• **Your goal**: Using the listing below, select the lines with the word "Google" and copy them.

• **Supplied information**:
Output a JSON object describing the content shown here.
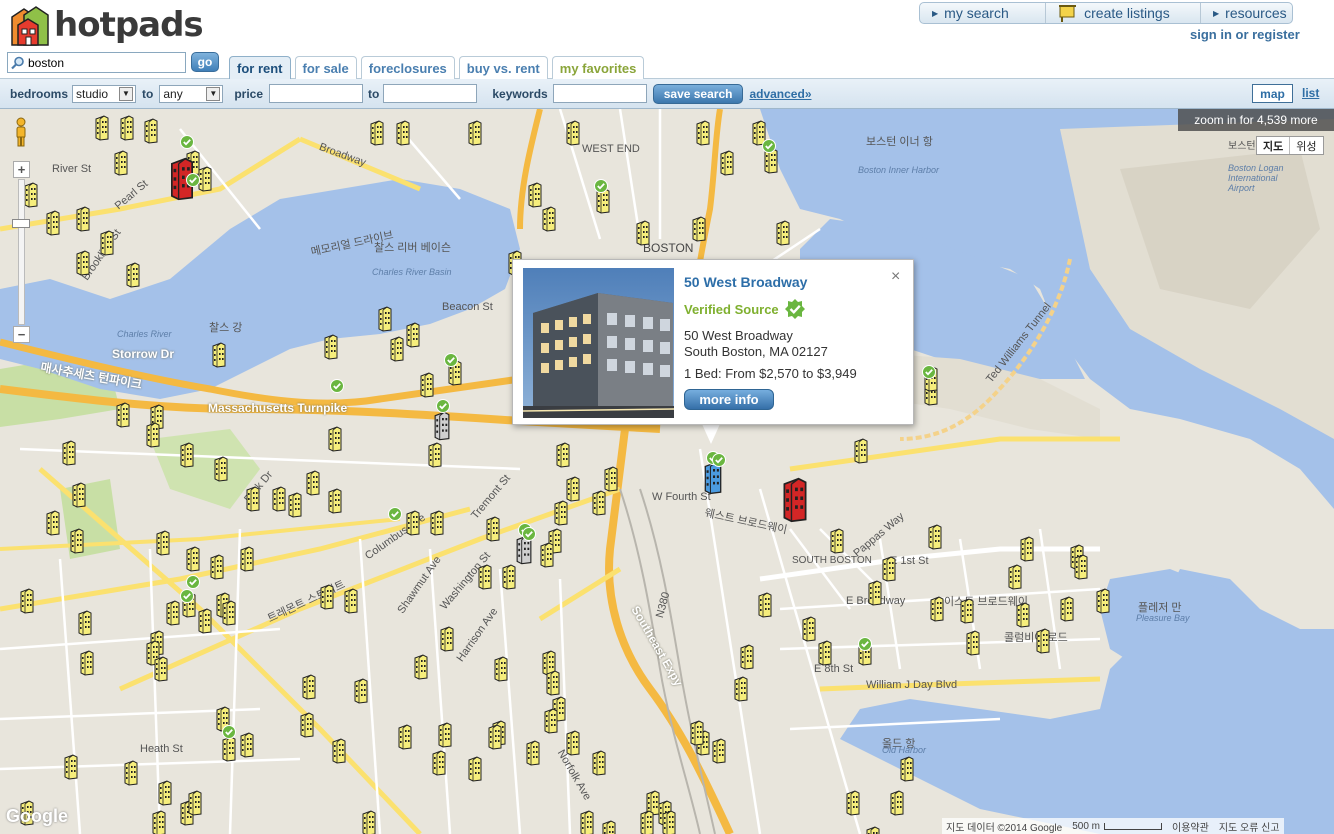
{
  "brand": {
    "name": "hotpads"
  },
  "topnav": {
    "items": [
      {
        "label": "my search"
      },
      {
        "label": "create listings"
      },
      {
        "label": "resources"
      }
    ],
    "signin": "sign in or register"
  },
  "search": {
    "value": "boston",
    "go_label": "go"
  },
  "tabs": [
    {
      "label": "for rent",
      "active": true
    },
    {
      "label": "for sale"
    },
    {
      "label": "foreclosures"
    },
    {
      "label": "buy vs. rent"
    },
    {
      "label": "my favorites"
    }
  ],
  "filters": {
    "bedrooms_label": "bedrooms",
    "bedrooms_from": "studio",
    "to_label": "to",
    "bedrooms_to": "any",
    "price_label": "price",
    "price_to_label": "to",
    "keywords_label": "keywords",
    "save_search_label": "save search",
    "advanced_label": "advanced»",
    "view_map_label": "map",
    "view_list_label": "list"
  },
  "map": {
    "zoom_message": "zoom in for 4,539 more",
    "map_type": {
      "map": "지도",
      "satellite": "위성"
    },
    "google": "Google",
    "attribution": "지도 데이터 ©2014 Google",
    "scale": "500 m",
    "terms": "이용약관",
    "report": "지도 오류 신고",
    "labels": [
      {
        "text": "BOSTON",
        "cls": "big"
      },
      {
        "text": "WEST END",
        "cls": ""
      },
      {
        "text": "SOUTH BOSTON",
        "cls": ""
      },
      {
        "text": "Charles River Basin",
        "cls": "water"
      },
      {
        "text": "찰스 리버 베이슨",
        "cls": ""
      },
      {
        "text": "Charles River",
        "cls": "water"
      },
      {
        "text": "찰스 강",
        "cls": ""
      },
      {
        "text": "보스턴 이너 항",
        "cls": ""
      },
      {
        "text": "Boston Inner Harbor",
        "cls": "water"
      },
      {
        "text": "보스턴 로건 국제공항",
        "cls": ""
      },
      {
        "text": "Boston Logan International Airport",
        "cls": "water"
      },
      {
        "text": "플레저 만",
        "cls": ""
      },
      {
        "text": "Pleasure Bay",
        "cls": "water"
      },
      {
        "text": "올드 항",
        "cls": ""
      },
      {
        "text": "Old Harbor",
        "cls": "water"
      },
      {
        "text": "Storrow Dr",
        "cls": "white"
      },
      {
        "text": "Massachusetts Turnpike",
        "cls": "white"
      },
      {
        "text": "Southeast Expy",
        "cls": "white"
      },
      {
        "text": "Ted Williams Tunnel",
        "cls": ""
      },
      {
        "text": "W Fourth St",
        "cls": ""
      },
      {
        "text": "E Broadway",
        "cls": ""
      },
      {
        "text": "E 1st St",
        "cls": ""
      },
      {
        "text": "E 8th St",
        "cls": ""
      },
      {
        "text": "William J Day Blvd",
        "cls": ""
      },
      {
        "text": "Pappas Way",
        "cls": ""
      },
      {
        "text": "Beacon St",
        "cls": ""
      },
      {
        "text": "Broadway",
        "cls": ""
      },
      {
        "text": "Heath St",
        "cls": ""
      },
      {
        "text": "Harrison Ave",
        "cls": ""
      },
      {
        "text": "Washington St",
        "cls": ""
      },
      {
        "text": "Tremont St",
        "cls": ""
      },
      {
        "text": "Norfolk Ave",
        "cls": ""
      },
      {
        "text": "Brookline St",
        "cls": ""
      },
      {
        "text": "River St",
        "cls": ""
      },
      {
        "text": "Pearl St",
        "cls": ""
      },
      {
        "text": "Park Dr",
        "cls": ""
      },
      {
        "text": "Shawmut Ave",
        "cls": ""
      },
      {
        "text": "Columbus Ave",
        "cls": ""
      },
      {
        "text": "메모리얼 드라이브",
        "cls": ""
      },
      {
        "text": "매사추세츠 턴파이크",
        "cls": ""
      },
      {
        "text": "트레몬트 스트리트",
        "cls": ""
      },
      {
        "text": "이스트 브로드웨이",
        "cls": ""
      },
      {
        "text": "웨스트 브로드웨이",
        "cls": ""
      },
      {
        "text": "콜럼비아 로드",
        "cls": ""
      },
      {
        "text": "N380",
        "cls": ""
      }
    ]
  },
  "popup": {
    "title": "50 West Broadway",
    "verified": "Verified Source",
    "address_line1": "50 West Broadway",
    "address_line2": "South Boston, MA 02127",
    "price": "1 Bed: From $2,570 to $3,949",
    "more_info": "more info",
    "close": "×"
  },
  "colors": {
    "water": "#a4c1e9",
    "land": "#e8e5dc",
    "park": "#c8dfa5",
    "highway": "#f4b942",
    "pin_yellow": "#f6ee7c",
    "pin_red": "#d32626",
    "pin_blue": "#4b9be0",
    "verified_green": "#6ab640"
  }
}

• **Reply**:
    "google": "Google",
    "attribution": "지도 데이터 ©2014 Google",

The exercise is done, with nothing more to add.